Exercises:
**a.** In the fMRI abstract, how long was the single pulse used to stimulate the somatosensory thalamus?
**b.** In the fMRI abstract, rewrite the part starting at "Keywords: fMRI (task" and ending at "spatiotemporal activity propagation.", changing "single pulse stimulation" to "single-pulse stimulation".
**c.** Write what comes next in the fMRI abstract on thalamic stimulation, picking up after its final sentence.
##### Passage shown
Keywords: fMRI (task based), fMRI (task based)

Short single pulse stimulation is advantageous to map the downstream neural targets compared to pulse train stimulation because it can minimize the excessive neural synchronization and avoid numerous series of complex neural events. It is desirable for fMRI studies to investigate the properties of neural circuits via delivering single pulse stimulation. However, the subtle BOLD responses evoked by short stimuli are hard to detect due to the sensitivity issue. Here, we employed fMRI to examine the long-range downstream targets of the somatosensory thalamus with 10ms single pulse stimulation. A model-free fMRI analysis was utilized to visualize the spatiotemporal activity propagation.
##########
##### Data under study
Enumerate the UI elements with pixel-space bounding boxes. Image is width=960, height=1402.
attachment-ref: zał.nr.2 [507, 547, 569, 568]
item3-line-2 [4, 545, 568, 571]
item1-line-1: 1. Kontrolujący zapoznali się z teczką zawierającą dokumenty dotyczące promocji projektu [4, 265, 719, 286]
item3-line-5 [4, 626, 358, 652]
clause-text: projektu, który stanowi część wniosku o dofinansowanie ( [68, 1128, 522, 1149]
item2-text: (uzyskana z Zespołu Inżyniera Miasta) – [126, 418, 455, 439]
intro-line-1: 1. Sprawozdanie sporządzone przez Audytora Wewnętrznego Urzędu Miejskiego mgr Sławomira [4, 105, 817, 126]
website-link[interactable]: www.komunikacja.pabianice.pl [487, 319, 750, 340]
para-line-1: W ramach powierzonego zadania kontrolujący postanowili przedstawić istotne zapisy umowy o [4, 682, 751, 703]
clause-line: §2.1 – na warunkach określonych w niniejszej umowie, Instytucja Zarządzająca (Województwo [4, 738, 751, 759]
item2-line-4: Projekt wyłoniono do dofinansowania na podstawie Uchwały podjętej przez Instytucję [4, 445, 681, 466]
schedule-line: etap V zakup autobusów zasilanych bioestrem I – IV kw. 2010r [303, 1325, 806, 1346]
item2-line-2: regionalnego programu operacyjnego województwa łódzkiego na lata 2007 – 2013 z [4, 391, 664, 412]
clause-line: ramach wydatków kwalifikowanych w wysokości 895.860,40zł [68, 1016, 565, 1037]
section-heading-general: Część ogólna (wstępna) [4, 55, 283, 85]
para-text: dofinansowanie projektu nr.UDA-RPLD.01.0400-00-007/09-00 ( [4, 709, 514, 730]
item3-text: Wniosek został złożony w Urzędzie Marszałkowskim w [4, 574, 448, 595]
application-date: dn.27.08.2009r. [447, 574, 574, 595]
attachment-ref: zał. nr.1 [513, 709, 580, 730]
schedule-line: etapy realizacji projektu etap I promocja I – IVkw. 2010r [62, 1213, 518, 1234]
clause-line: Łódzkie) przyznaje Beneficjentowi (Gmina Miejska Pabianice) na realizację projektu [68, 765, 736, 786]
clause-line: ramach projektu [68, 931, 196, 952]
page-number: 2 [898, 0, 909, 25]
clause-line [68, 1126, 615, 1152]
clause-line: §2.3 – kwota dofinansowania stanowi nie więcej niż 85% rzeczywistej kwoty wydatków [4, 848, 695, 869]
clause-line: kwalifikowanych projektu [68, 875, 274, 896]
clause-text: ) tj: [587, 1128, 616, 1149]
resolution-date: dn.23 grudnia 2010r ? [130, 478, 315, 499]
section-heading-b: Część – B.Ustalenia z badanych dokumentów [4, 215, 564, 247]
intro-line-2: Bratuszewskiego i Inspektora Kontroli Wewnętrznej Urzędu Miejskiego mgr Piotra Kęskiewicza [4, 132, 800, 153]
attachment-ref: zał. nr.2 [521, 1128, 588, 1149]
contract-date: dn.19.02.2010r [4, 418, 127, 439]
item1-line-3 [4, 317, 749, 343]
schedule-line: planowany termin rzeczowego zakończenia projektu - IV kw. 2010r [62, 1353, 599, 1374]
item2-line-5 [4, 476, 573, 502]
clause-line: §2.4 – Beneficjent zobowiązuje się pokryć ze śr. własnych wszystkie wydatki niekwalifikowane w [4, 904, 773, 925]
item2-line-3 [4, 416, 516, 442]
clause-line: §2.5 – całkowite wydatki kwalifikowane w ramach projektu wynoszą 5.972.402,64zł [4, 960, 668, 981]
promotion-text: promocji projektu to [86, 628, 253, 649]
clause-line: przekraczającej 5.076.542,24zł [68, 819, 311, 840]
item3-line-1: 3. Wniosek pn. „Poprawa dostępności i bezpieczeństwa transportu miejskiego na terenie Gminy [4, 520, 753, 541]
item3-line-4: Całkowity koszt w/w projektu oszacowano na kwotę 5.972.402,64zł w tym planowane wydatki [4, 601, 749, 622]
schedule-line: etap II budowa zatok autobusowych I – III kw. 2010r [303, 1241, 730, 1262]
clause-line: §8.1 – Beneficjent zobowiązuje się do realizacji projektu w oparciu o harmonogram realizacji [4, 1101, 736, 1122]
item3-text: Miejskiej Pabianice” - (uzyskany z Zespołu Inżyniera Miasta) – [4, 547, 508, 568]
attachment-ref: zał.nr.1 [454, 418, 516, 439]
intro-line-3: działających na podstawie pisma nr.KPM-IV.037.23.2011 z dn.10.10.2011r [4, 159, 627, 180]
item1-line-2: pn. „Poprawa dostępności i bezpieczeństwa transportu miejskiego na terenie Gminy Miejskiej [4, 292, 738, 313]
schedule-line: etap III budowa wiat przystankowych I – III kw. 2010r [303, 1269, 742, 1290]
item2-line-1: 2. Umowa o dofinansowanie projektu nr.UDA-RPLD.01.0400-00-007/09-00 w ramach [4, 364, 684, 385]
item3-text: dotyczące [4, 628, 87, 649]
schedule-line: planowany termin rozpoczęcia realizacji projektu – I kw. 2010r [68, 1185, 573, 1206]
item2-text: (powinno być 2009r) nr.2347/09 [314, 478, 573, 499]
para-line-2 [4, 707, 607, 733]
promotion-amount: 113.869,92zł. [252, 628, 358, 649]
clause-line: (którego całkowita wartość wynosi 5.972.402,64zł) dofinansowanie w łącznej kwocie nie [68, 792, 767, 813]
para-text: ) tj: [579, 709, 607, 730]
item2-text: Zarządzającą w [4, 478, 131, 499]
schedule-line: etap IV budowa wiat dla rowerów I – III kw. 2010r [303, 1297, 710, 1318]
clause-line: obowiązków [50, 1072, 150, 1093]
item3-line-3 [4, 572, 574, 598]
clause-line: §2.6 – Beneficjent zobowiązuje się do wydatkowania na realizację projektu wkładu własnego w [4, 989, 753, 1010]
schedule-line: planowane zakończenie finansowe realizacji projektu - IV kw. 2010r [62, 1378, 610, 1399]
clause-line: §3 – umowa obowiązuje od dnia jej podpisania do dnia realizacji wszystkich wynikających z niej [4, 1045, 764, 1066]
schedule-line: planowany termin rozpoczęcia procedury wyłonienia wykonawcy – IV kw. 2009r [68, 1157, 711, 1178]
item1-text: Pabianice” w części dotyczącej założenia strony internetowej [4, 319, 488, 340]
##########
Replies:
**a.** 10 ms

**b.**
Keywords: fMRI (task based), fMRI (task based)

Short single-pulse stimulation is advantageous to map the downstream neural targets compared to pulse train stimulation because it can minimize the excessive neural synchronization and avoid numerous series of complex neural events. It is desirable for fMRI studies to investigate the properties of neural circuits via delivering single-pulse stimulation. However, the subtle BOLD responses evoked by short stimuli are hard to detect due to the sensitivity issue. Here, we employed fMRI to examine the long-range downstream targets of the somatosensory thalamus with 10ms single-pulse stimulation. A model-free fMRI analysis was utilized to visualize the spatiotemporal activity propagation.

**c.**
Introduction

A short single pulse (i.e., electrical or optogenetic) stimulus activates a localized population of neurons1 and is a widely adopted approach in neuroscience2-5. Single pulse stimulation is advantageous compared to repetitive pulse train stimulations as it minimizes excessive synchronization of the target neural population and avoids numerous series of complex neural events caused by adaptation, feedforward, and/or feedback interactions6-8. As such, it constitutes the simplest form of stimulation that can map downstream neural target(s) when compared to pulse train stimulations, which is more desirable for fMRI examination of the properties of neural circuits9-13. At present, block-designed paradigms with longer stimulus duration (1-30s) have remained the workhorse for fMRI studies10-16. The challenge of using very short stimuli is the low sensitivity in detecting BOLD responses due to the weak evoked BOLD responses. Studies, however, have shown that fMRI voxels with subtle hemodynamic responses can be detected with massive averaging and/or with appropriate and versatile fMRI analysis models17,18.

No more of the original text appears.